Work to be completed: Omit every picture, then give all the entries again exactly.

Stored entries
↓

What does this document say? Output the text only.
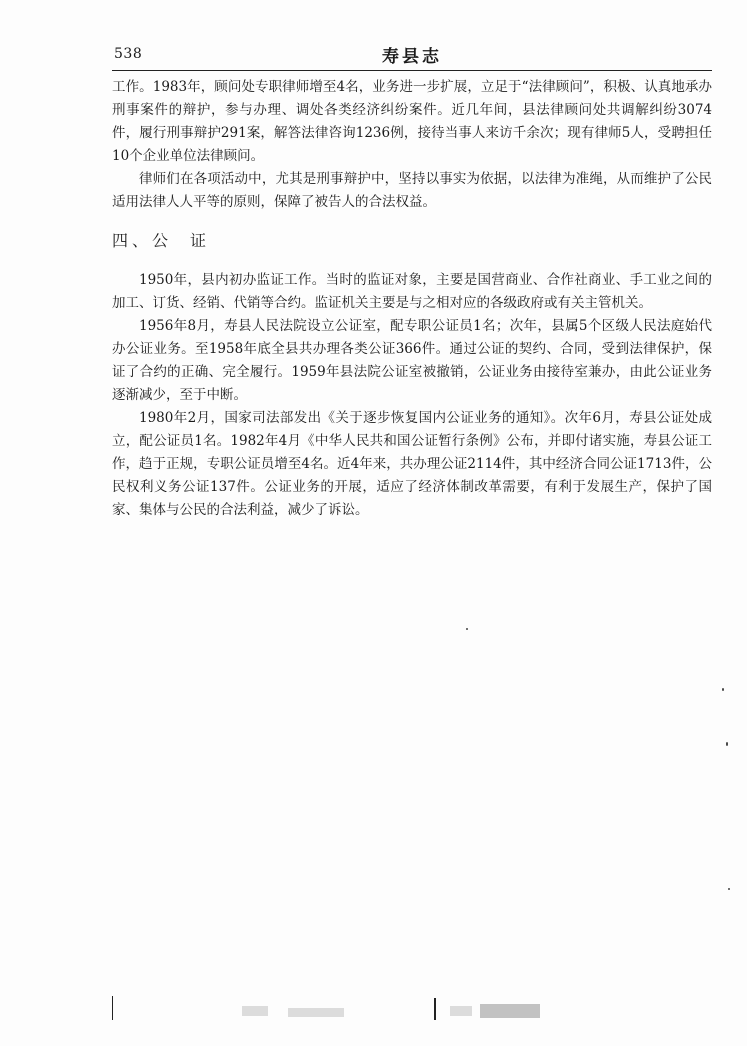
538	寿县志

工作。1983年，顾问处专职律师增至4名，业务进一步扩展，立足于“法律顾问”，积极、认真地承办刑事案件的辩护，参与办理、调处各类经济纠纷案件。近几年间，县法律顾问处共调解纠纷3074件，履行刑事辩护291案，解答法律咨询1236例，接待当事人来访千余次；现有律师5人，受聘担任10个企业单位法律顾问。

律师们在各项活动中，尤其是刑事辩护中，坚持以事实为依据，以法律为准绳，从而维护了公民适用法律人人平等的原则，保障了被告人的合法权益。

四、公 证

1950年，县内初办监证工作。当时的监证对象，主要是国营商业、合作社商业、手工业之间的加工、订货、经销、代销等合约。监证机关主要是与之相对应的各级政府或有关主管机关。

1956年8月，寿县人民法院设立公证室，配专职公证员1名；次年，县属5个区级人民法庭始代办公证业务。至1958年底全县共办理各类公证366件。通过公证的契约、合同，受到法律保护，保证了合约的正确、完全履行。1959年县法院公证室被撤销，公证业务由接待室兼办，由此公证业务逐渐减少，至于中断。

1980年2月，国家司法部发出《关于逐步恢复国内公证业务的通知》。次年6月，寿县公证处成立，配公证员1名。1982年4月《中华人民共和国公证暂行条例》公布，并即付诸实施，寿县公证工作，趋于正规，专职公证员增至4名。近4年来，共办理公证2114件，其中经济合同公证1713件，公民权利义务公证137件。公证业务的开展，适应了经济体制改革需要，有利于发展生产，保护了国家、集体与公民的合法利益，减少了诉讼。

↑

Solution:
What does this document say? Output the text only.
538	寿县志

工作。1983年，顾问处专职律师增至4名，业务进一步扩展，立足于“法律顾问”，积极、认真地承办刑事案件的辩护，参与办理、调处各类经济纠纷案件。近几年间，县法律顾问处共调解纠纷3074件，履行刑事辩护291案，解答法律咨询1236例，接待当事人来访千余次；现有律师5人，受聘担任10个企业单位法律顾问。

律师们在各项活动中，尤其是刑事辩护中，坚持以事实为依据，以法律为准绳，从而维护了公民适用法律人人平等的原则，保障了被告人的合法权益。

四、公 证

1950年，县内初办监证工作。当时的监证对象，主要是国营商业、合作社商业、手工业之间的加工、订货、经销、代销等合约。监证机关主要是与之相对应的各级政府或有关主管机关。

1956年8月，寿县人民法院设立公证室，配专职公证员1名；次年，县属5个区级人民法庭始代办公证业务。至1958年底全县共办理各类公证366件。通过公证的契约、合同，受到法律保护，保证了合约的正确、完全履行。1959年县法院公证室被撤销，公证业务由接待室兼办，由此公证业务逐渐减少，至于中断。

1980年2月，国家司法部发出《关于逐步恢复国内公证业务的通知》。次年6月，寿县公证处成立，配公证员1名。1982年4月《中华人民共和国公证暂行条例》公布，并即付诸实施，寿县公证工作，趋于正规，专职公证员增至4名。近4年来，共办理公证2114件，其中经济合同公证1713件，公民权利义务公证137件。公证业务的开展，适应了经济体制改革需要，有利于发展生产，保护了国家、集体与公民的合法利益，减少了诉讼。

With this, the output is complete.